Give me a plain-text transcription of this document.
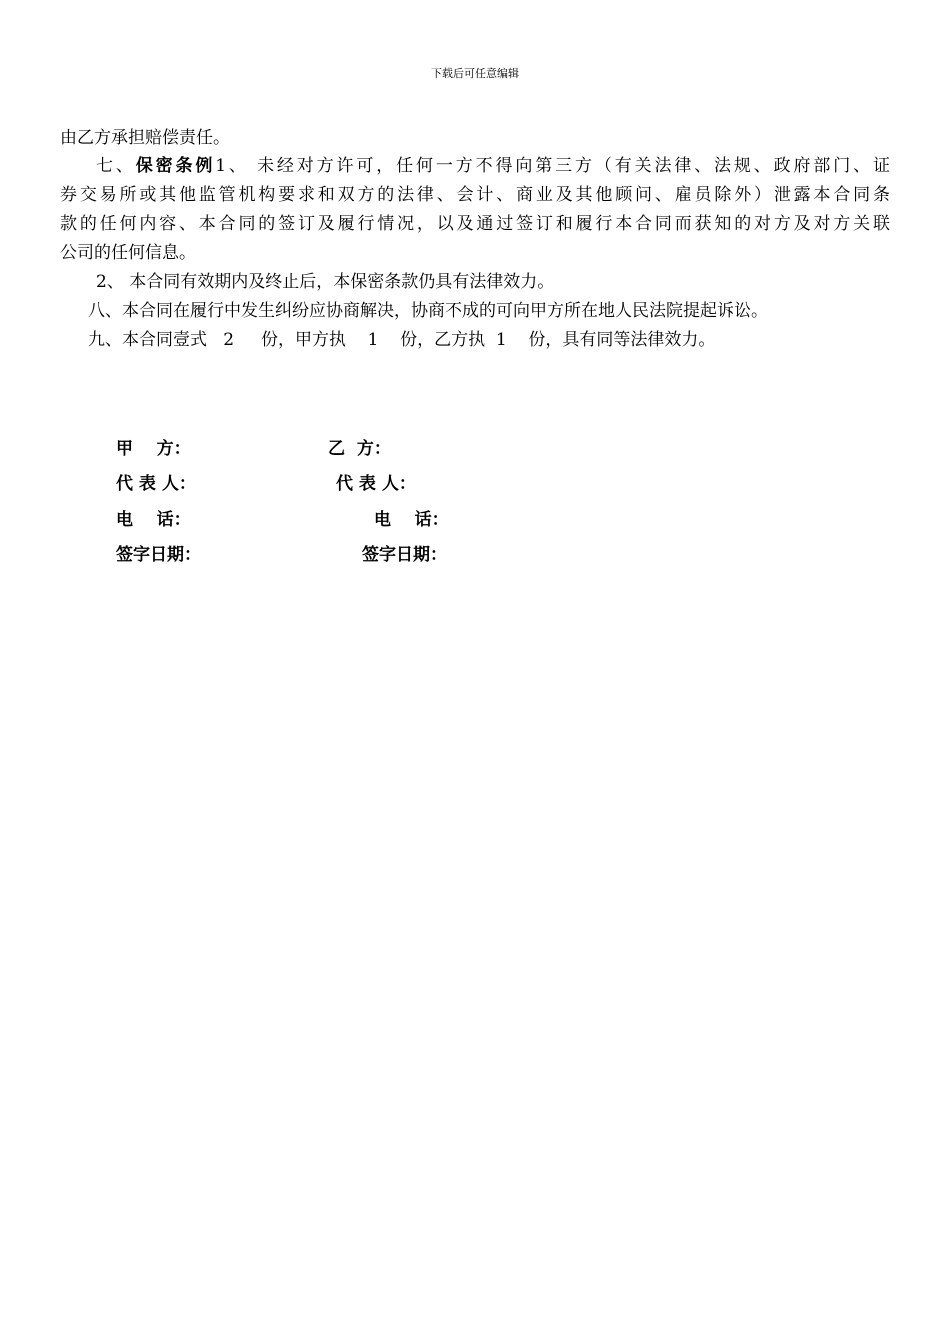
下载后可任意编辑
由乙方承担赔偿责任。
七、保密条例1、 未经对方许可，任何一方不得向第三方（有关法律、法规、政府部门、证
券交易所或其他监管机构要求和双方的法律、会计、商业及其他顾问、雇员除外）泄露本合同条
款的任何内容、本合同的签订及履行情况，以及通过签订和履行本合同而获知的对方及对方关联
公司的任何信息。
2、 本合同有效期内及终止后，本保密条款仍具有法律效力。
八、本合同在履行中发生纠纷应协商解决，协商不成的可向甲方所在地人民法院提起诉讼。
九、本合同壹式   2     份，甲方执    1    份，乙方执  1    份，具有同等法律效力。
甲    方：	乙  方：
代 表 人：	代 表 人：
电    话：	电    话：
签字日期：	签字日期：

WORK TO BE COMPLETED:
Return the full material word for word. Do not include the pictures.

EXPECTED OUTPUT:
Give me a plain-text transcription of this document.
下载后可任意编辑
由乙方承担赔偿责任。
七、保密条例1、 未经对方许可，任何一方不得向第三方（有关法律、法规、政府部门、证
券交易所或其他监管机构要求和双方的法律、会计、商业及其他顾问、雇员除外）泄露本合同条
款的任何内容、本合同的签订及履行情况，以及通过签订和履行本合同而获知的对方及对方关联
公司的任何信息。
2、 本合同有效期内及终止后，本保密条款仍具有法律效力。
八、本合同在履行中发生纠纷应协商解决，协商不成的可向甲方所在地人民法院提起诉讼。
九、本合同壹式   2     份，甲方执    1    份，乙方执  1    份，具有同等法律效力。
甲    方：	乙  方：
代 表 人：	代 表 人：
电    话：	电    话：
签字日期：	签字日期：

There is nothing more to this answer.